-- Begin --
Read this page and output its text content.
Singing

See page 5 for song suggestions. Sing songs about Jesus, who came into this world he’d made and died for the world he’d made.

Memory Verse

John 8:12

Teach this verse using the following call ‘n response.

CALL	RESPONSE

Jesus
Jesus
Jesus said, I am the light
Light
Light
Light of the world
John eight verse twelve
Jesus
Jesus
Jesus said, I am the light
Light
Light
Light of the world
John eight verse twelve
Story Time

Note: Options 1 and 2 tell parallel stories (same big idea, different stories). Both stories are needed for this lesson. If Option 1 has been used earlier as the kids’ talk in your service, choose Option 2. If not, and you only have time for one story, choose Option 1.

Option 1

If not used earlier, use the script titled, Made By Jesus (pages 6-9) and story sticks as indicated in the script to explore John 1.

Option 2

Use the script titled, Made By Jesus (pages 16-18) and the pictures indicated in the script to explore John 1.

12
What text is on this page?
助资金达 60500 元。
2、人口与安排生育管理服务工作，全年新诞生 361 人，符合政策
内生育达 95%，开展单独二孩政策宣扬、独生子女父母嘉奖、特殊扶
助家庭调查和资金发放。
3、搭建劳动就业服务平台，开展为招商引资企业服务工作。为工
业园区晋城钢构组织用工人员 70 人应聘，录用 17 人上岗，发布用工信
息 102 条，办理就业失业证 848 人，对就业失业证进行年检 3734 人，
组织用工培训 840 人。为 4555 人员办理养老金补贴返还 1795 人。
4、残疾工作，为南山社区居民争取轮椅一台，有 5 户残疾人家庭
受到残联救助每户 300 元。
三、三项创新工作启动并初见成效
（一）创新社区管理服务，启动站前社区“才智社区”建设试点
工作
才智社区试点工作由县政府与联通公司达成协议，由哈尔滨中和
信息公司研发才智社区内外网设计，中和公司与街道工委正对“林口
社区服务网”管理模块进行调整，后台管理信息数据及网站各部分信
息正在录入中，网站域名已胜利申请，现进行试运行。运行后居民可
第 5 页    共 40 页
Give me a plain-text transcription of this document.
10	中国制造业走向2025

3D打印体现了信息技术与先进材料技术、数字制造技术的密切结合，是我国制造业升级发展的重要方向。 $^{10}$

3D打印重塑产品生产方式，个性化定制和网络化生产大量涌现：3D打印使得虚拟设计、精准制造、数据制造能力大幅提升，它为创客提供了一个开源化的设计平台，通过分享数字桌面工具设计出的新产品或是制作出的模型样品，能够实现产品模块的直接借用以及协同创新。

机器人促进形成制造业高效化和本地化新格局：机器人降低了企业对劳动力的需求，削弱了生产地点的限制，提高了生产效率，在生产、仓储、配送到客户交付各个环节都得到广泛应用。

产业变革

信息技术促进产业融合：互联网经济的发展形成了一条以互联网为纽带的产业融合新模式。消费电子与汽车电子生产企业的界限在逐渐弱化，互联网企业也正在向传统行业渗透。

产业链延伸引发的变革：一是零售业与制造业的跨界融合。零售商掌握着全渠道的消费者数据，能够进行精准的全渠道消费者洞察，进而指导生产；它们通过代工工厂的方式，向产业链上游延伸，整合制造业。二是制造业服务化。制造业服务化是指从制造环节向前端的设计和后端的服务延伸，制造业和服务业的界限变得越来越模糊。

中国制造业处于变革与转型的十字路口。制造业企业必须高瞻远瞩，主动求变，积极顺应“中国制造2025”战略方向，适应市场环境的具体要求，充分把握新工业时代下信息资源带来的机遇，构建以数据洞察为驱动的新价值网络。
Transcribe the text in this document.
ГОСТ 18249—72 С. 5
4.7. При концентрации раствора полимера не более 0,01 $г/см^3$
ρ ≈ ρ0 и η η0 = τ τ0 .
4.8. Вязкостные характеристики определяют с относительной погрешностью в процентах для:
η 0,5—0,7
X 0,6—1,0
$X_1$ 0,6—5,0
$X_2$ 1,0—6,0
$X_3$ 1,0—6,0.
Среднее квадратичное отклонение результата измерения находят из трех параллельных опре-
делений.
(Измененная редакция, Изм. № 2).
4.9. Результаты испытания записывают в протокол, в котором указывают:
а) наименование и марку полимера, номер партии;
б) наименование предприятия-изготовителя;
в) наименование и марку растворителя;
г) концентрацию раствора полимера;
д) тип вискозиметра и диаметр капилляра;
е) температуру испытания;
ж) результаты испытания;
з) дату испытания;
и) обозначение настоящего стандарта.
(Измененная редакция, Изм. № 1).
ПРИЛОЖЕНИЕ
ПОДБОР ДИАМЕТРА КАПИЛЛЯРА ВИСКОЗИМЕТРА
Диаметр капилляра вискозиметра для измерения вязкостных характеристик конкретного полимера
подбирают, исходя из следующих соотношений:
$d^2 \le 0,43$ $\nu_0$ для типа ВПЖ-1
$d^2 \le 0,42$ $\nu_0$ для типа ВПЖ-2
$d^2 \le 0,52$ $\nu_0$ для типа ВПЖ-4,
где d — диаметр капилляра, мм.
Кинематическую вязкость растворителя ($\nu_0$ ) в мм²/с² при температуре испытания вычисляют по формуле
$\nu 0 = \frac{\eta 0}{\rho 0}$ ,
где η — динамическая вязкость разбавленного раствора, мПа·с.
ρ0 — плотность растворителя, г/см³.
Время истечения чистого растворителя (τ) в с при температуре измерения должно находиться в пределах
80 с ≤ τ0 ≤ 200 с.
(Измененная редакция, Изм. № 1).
-- End --
Transcribe all of the material exactly. Omit nothing.

** EXERCISE RESPONSE **
Read this page and output its text content.
Singing

See page 5 for song suggestions. Sing songs about Jesus, who came into this world he’d made and died for the world he’d made.

Memory Verse

John 8:12

Teach this verse using the following call ‘n response.

CALL	RESPONSE

Jesus
Jesus
Jesus said, I am the light
Light
Light
Light of the world
John eight verse twelve
Jesus
Jesus
Jesus said, I am the light
Light
Light
Light of the world
John eight verse twelve
Story Time

Note: Options 1 and 2 tell parallel stories (same big idea, different stories). Both stories are needed for this lesson. If Option 1 has been used earlier as the kids’ talk in your service, choose Option 2. If not, and you only have time for one story, choose Option 1.

Option 1

If not used earlier, use the script titled, Made By Jesus (pages 6-9) and story sticks as indicated in the script to explore John 1.

Option 2

Use the script titled, Made By Jesus (pages 16-18) and the pictures indicated in the script to explore John 1.

12
What text is on this page?
助资金达 60500 元。
2、人口与安排生育管理服务工作，全年新诞生 361 人，符合政策
内生育达 95%，开展单独二孩政策宣扬、独生子女父母嘉奖、特殊扶
助家庭调查和资金发放。
3、搭建劳动就业服务平台，开展为招商引资企业服务工作。为工
业园区晋城钢构组织用工人员 70 人应聘，录用 17 人上岗，发布用工信
息 102 条，办理就业失业证 848 人，对就业失业证进行年检 3734 人，
组织用工培训 840 人。为 4555 人员办理养老金补贴返还 1795 人。
4、残疾工作，为南山社区居民争取轮椅一台，有 5 户残疾人家庭
受到残联救助每户 300 元。
三、三项创新工作启动并初见成效
（一）创新社区管理服务，启动站前社区“才智社区”建设试点
工作
才智社区试点工作由县政府与联通公司达成协议，由哈尔滨中和
信息公司研发才智社区内外网设计，中和公司与街道工委正对“林口
社区服务网”管理模块进行调整，后台管理信息数据及网站各部分信
息正在录入中，网站域名已胜利申请，现进行试运行。运行后居民可
第 5 页    共 40 页
Give me a plain-text transcription of this document.
10	中国制造业走向2025

3D打印体现了信息技术与先进材料技术、数字制造技术的密切结合，是我国制造业升级发展的重要方向。 $^{10}$

3D打印重塑产品生产方式，个性化定制和网络化生产大量涌现：3D打印使得虚拟设计、精准制造、数据制造能力大幅提升，它为创客提供了一个开源化的设计平台，通过分享数字桌面工具设计出的新产品或是制作出的模型样品，能够实现产品模块的直接借用以及协同创新。

机器人促进形成制造业高效化和本地化新格局：机器人降低了企业对劳动力的需求，削弱了生产地点的限制，提高了生产效率，在生产、仓储、配送到客户交付各个环节都得到广泛应用。

产业变革

信息技术促进产业融合：互联网经济的发展形成了一条以互联网为纽带的产业融合新模式。消费电子与汽车电子生产企业的界限在逐渐弱化，互联网企业也正在向传统行业渗透。

产业链延伸引发的变革：一是零售业与制造业的跨界融合。零售商掌握着全渠道的消费者数据，能够进行精准的全渠道消费者洞察，进而指导生产；它们通过代工工厂的方式，向产业链上游延伸，整合制造业。二是制造业服务化。制造业服务化是指从制造环节向前端的设计和后端的服务延伸，制造业和服务业的界限变得越来越模糊。

中国制造业处于变革与转型的十字路口。制造业企业必须高瞻远瞩，主动求变，积极顺应“中国制造2025”战略方向，适应市场环境的具体要求，充分把握新工业时代下信息资源带来的机遇，构建以数据洞察为驱动的新价值网络。
Transcribe the text in this document.
ГОСТ 18249—72 С. 5
4.7. При концентрации раствора полимера не более 0,01 $г/см^3$
ρ ≈ ρ0 и η η0 = τ τ0 .
4.8. Вязкостные характеристики определяют с относительной погрешностью в процентах для:
η 0,5—0,7
X 0,6—1,0
$X_1$ 0,6—5,0
$X_2$ 1,0—6,0
$X_3$ 1,0—6,0.
Среднее квадратичное отклонение результата измерения находят из трех параллельных опре-
делений.
(Измененная редакция, Изм. № 2).
4.9. Результаты испытания записывают в протокол, в котором указывают:
а) наименование и марку полимера, номер партии;
б) наименование предприятия-изготовителя;
в) наименование и марку растворителя;
г) концентрацию раствора полимера;
д) тип вискозиметра и диаметр капилляра;
е) температуру испытания;
ж) результаты испытания;
з) дату испытания;
и) обозначение настоящего стандарта.
(Измененная редакция, Изм. № 1).
ПРИЛОЖЕНИЕ
ПОДБОР ДИАМЕТРА КАПИЛЛЯРА ВИСКОЗИМЕТРА
Диаметр капилляра вискозиметра для измерения вязкостных характеристик конкретного полимера
подбирают, исходя из следующих соотношений:
$d^2 \le 0,43$ $\nu_0$ для типа ВПЖ-1
$d^2 \le 0,42$ $\nu_0$ для типа ВПЖ-2
$d^2 \le 0,52$ $\nu_0$ для типа ВПЖ-4,
где d — диаметр капилляра, мм.
Кинематическую вязкость растворителя ($\nu_0$ ) в мм²/с² при температуре испытания вычисляют по формуле
$\nu 0 = \frac{\eta 0}{\rho 0}$ ,
где η — динамическая вязкость разбавленного раствора, мПа·с.
ρ0 — плотность растворителя, г/см³.
Время истечения чистого растворителя (τ) в с при температуре измерения должно находиться в пределах
80 с ≤ τ0 ≤ 200 с.
(Измененная редакция, Изм. № 1).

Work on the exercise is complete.